__Records for this task__:
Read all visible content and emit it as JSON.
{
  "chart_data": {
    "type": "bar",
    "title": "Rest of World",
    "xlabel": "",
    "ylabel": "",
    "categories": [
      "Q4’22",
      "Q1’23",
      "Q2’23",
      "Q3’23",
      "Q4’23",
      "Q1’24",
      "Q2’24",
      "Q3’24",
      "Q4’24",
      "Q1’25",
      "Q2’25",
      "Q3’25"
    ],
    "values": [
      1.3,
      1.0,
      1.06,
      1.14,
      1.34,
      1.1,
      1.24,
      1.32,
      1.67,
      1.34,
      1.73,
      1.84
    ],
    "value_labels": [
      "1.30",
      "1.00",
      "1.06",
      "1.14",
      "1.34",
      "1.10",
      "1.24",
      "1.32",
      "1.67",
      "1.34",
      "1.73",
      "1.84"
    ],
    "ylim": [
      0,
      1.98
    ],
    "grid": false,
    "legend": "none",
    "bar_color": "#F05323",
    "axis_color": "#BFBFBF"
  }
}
...
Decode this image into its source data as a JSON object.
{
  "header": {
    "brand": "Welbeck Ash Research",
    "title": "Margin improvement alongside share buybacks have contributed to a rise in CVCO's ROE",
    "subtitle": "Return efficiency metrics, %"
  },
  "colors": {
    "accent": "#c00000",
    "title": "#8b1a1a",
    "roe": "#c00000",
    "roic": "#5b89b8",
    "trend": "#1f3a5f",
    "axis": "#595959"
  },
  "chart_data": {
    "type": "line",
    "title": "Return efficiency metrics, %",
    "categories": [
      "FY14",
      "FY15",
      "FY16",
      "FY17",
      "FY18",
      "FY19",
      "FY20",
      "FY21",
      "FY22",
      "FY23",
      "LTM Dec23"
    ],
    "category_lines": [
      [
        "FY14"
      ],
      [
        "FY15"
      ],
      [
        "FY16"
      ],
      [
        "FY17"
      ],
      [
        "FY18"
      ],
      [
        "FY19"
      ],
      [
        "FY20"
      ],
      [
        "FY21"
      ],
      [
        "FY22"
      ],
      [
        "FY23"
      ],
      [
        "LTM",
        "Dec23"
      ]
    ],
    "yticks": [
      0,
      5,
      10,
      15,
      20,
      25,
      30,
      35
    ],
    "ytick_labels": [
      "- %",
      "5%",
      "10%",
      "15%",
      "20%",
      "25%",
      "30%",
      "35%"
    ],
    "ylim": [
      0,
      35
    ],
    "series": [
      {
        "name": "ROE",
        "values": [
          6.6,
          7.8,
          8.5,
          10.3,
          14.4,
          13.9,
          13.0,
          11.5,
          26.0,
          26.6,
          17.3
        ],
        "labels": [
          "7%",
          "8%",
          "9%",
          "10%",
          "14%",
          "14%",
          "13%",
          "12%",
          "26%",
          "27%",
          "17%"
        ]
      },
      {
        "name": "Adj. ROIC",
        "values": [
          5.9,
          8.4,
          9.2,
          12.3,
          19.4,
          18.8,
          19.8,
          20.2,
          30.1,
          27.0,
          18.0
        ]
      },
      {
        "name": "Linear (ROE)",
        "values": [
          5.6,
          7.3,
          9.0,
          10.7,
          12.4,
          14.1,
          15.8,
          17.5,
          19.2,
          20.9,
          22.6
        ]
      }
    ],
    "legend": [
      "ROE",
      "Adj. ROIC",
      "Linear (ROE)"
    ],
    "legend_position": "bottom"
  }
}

__Goal of the exercise__:
Every line in the data above that contains "Return" needs to be copied.

__Task response__:
    "subtitle": "Return efficiency metrics, %"
    "title": "Return efficiency metrics, %",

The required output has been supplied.